**GOAL OF THE EXERCISE:** Copy the records below exactly, leaving out any pictures.

>> start

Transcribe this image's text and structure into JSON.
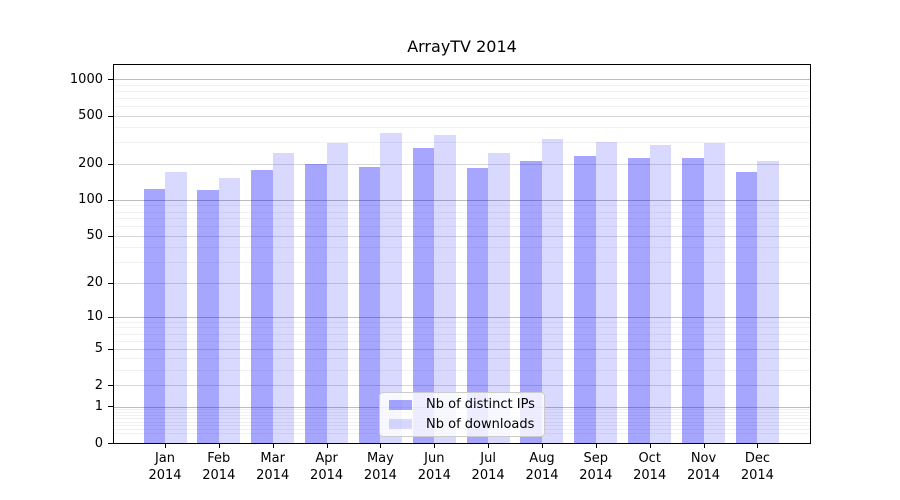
{
  "chart_data": {
    "type": "bar",
    "title": "ArrayTV 2014",
    "year_label": "2014",
    "categories": [
      "Jan",
      "Feb",
      "Mar",
      "Apr",
      "May",
      "Jun",
      "Jul",
      "Aug",
      "Sep",
      "Oct",
      "Nov",
      "Dec"
    ],
    "series": [
      {
        "name": "Nb of distinct IPs",
        "color": "#0000ff",
        "alpha": 0.35,
        "effective_hex": "#a6a6ff",
        "values": [
          124,
          122,
          176,
          200,
          187,
          270,
          185,
          212,
          230,
          221,
          221,
          170
        ]
      },
      {
        "name": "Nb of downloads",
        "color": "#0000ff",
        "alpha": 0.15,
        "effective_hex": "#d9d9ff",
        "values": [
          172,
          152,
          246,
          295,
          360,
          346,
          246,
          320,
          305,
          285,
          298,
          212
        ]
      }
    ],
    "y_axis": {
      "scale": "log1p",
      "ticks": [
        1000,
        500,
        200,
        100,
        50,
        20,
        10,
        5,
        2,
        1,
        0
      ],
      "range": [
        0,
        1320
      ],
      "grid": "major-and-minor"
    },
    "legend": {
      "position": "inside-bottom-center"
    }
  }
}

>> end

**RESPONSE TO THE EXERCISE:**
Transcribe this image's text and structure into JSON.
{
  "chart_data": {
    "type": "bar",
    "title": "ArrayTV 2014",
    "year_label": "2014",
    "categories": [
      "Jan",
      "Feb",
      "Mar",
      "Apr",
      "May",
      "Jun",
      "Jul",
      "Aug",
      "Sep",
      "Oct",
      "Nov",
      "Dec"
    ],
    "series": [
      {
        "name": "Nb of distinct IPs",
        "color": "#0000ff",
        "alpha": 0.35,
        "effective_hex": "#a6a6ff",
        "values": [
          124,
          122,
          176,
          200,
          187,
          270,
          185,
          212,
          230,
          221,
          221,
          170
        ]
      },
      {
        "name": "Nb of downloads",
        "color": "#0000ff",
        "alpha": 0.15,
        "effective_hex": "#d9d9ff",
        "values": [
          172,
          152,
          246,
          295,
          360,
          346,
          246,
          320,
          305,
          285,
          298,
          212
        ]
      }
    ],
    "y_axis": {
      "scale": "log1p",
      "ticks": [
        1000,
        500,
        200,
        100,
        50,
        20,
        10,
        5,
        2,
        1,
        0
      ],
      "range": [
        0,
        1320
      ],
      "grid": "major-and-minor"
    },
    "legend": {
      "position": "inside-bottom-center"
    }
  }
}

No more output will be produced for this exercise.